(Records for the exercise):
------------------------------
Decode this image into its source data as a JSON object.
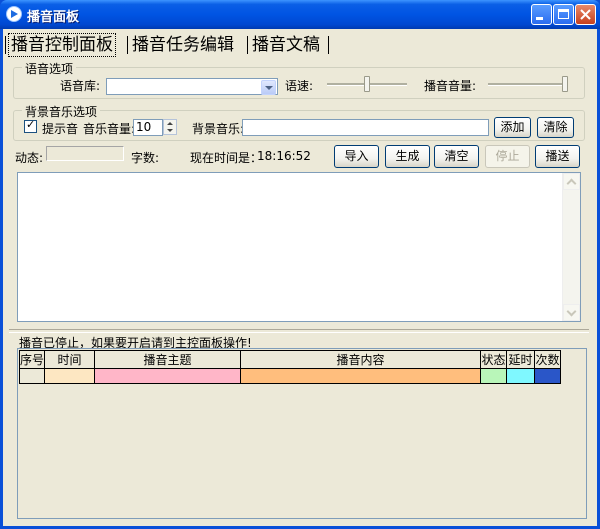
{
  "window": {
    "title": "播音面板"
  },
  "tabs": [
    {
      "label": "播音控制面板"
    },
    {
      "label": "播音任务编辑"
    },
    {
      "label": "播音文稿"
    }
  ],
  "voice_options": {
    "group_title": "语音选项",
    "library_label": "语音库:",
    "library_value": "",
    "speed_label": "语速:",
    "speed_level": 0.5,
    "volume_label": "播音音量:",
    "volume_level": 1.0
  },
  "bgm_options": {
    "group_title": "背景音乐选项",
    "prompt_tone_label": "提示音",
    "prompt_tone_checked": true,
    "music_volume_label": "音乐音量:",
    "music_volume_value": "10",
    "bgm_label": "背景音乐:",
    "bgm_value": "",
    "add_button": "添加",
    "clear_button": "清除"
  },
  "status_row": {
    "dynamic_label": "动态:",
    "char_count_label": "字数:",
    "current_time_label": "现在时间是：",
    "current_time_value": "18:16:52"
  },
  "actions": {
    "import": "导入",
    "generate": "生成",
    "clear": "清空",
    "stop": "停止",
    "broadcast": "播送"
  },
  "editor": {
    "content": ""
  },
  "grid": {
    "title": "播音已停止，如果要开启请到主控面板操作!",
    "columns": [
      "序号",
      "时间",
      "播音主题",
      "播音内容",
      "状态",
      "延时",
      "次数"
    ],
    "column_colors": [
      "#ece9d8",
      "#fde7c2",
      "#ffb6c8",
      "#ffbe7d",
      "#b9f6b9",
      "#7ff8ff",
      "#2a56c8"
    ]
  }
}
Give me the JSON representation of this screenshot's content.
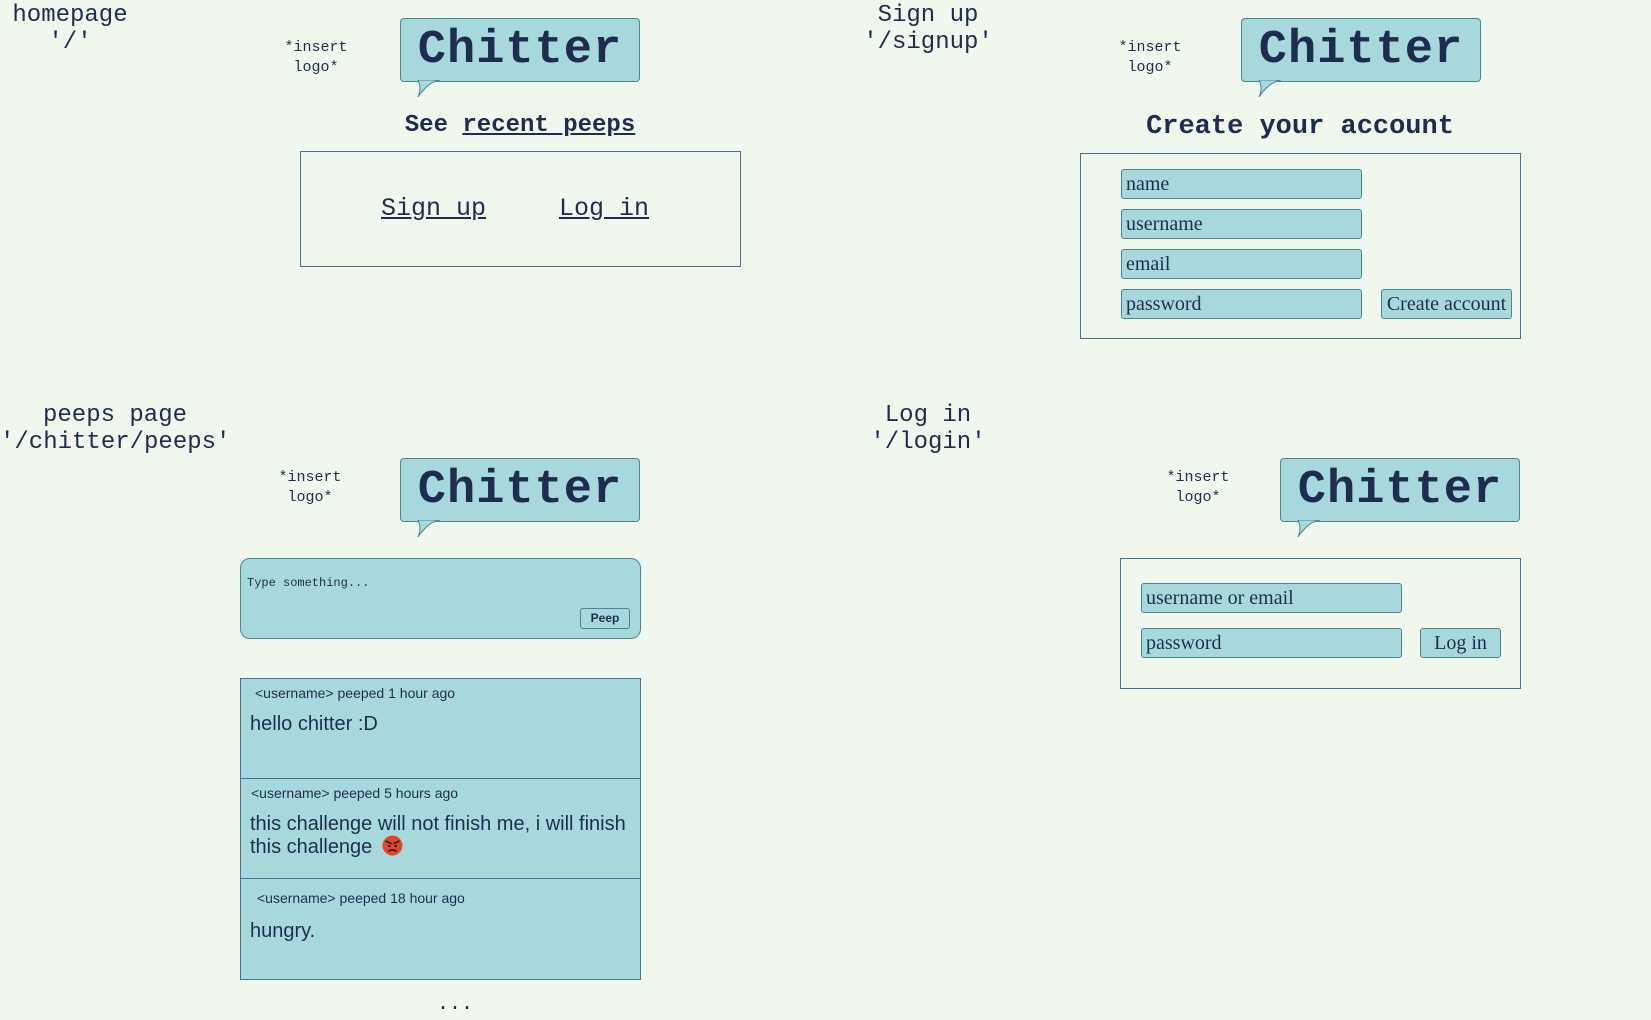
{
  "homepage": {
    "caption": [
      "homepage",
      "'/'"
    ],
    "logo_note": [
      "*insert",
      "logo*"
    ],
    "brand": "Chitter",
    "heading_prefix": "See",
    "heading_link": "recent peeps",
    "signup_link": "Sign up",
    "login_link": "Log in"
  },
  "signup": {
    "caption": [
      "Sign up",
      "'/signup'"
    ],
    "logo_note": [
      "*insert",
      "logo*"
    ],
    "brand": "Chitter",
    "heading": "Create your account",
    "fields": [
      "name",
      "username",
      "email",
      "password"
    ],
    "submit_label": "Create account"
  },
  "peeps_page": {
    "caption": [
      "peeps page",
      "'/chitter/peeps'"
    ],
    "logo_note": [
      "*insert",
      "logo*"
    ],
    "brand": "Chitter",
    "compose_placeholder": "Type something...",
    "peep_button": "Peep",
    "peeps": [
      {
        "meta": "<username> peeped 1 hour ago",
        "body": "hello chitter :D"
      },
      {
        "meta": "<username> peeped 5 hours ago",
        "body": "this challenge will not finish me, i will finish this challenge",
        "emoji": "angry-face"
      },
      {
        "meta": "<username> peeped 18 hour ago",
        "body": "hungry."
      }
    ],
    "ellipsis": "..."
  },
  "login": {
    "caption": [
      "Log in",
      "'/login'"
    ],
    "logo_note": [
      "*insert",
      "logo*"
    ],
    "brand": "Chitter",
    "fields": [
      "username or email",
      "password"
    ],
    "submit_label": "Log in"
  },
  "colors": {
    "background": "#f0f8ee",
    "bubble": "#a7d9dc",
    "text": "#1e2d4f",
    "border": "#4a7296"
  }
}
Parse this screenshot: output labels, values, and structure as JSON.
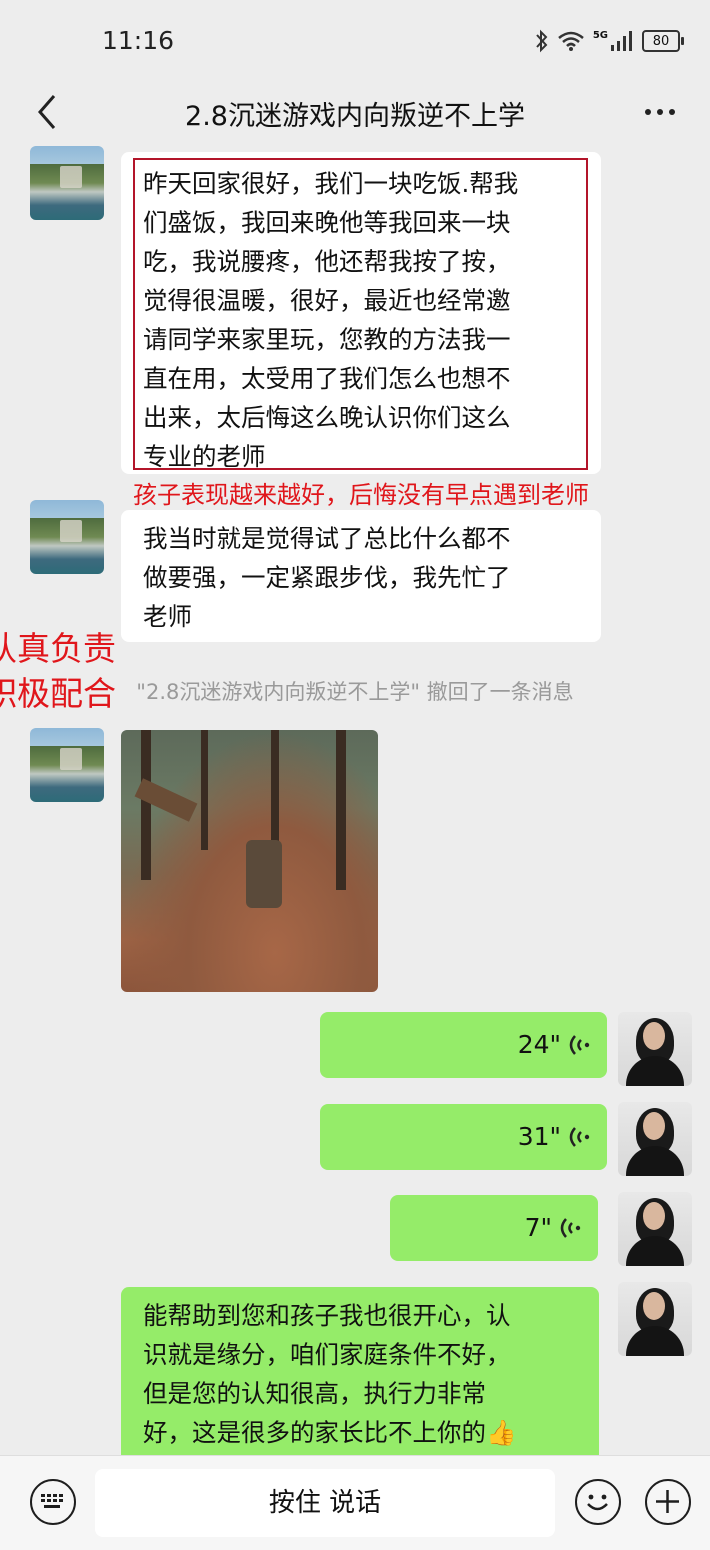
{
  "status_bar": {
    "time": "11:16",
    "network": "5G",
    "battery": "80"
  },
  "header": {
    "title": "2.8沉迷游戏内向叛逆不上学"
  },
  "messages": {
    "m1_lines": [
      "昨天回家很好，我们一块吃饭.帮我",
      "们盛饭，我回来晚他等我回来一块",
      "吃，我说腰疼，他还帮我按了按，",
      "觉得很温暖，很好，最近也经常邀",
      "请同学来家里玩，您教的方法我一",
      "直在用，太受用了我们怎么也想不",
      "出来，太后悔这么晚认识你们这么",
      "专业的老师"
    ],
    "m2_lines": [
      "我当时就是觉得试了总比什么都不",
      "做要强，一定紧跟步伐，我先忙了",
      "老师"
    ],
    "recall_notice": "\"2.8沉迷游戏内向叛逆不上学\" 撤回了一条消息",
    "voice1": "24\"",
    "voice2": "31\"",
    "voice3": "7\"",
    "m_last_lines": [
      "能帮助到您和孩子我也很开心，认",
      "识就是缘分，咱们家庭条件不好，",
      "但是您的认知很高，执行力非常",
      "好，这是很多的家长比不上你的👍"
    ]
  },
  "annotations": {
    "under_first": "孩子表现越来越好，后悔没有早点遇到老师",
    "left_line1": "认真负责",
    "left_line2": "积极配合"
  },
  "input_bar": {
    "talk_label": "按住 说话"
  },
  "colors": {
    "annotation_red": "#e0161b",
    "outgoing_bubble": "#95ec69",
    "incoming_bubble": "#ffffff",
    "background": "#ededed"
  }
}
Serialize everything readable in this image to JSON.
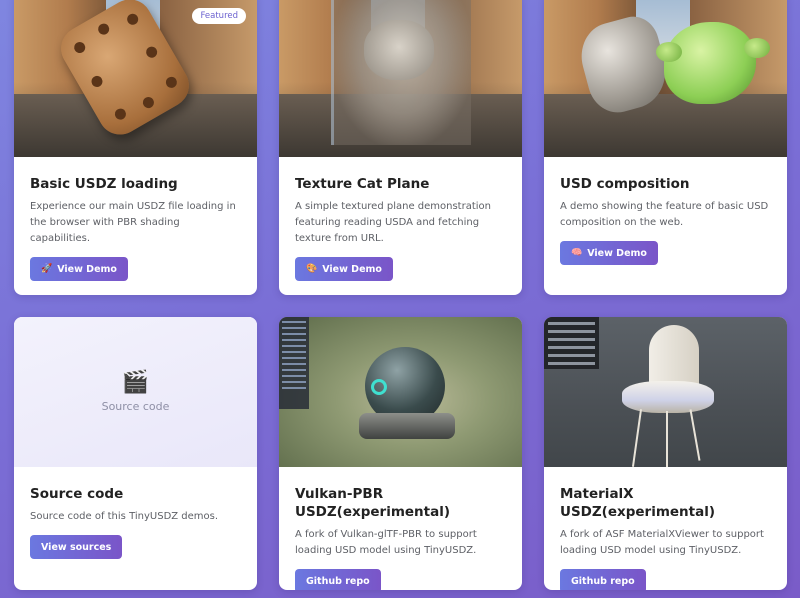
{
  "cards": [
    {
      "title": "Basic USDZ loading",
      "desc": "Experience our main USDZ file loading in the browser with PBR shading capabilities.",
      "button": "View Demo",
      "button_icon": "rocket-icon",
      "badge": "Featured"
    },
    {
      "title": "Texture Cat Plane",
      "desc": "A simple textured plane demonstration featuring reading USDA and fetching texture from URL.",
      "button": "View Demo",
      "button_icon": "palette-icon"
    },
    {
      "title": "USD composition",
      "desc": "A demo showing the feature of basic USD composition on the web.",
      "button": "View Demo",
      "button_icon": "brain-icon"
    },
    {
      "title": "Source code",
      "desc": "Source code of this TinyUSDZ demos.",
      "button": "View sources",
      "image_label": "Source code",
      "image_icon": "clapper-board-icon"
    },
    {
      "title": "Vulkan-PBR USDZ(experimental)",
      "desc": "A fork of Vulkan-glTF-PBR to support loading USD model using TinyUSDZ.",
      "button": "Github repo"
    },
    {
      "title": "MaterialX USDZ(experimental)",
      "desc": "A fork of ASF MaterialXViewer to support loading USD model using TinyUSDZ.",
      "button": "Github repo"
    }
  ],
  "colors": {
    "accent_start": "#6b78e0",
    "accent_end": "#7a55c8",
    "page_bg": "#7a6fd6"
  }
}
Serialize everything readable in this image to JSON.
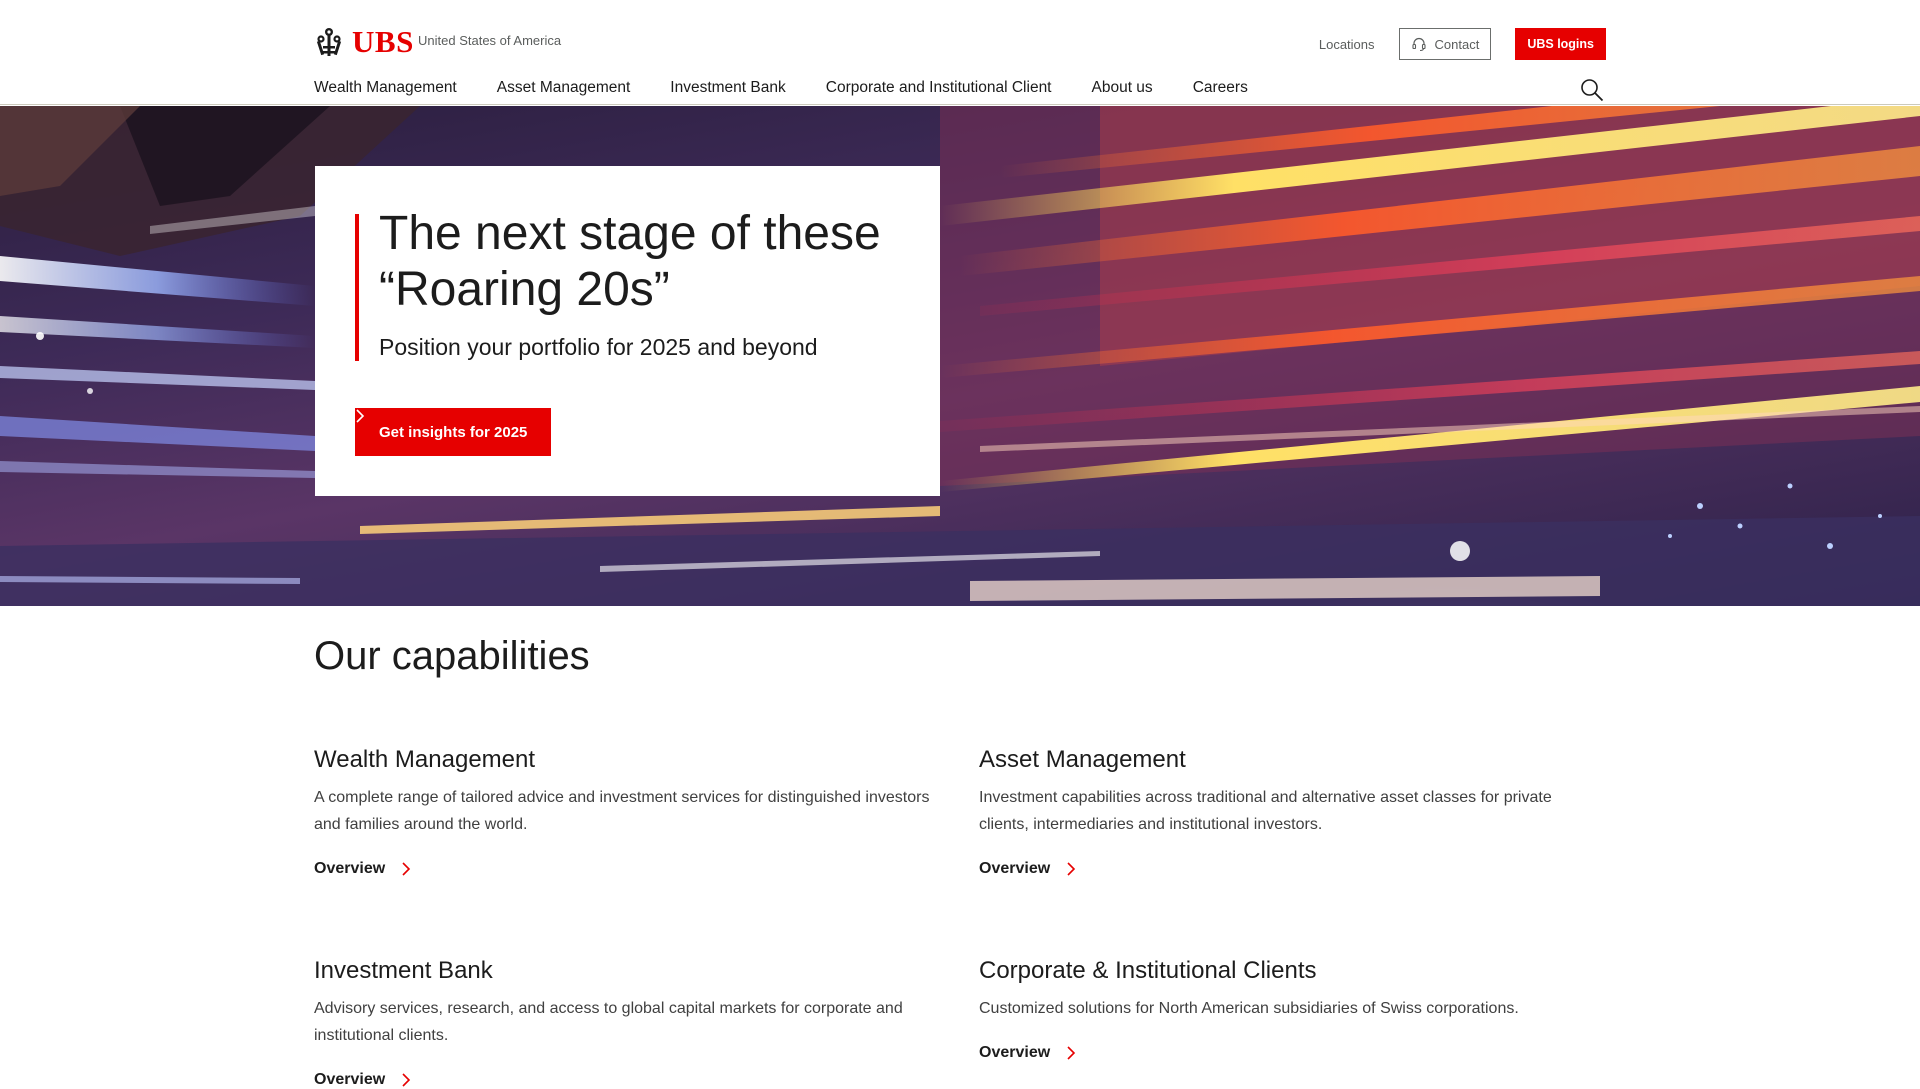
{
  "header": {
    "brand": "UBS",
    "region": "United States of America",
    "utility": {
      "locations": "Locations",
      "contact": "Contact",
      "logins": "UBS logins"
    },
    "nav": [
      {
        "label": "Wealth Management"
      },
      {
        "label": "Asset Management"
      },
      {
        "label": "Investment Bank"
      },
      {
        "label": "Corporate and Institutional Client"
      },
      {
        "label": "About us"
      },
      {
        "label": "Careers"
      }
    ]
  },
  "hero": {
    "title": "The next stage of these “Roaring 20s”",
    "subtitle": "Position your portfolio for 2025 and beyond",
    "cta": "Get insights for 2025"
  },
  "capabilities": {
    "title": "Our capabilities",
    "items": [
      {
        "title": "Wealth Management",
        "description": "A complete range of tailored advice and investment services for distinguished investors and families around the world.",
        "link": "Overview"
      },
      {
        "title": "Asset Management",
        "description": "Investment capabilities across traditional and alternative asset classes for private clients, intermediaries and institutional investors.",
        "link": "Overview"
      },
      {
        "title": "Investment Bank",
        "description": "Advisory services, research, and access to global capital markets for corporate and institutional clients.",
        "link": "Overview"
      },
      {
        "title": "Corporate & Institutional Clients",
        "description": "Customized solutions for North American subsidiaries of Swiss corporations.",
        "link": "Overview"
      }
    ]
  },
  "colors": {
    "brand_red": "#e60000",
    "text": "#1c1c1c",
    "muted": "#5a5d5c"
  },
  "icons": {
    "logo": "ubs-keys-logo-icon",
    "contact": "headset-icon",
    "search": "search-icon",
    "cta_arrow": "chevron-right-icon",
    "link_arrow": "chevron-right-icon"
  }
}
------------------------------
(Written request):
Pull out all lines containing the word "peeped" from the entries above.

(Full answer):
        "meta": "<username> peeped 1 hour ago",
        "meta": "<username> peeped 5 hours ago",
        "meta": "<username> peeped 18 hour ago",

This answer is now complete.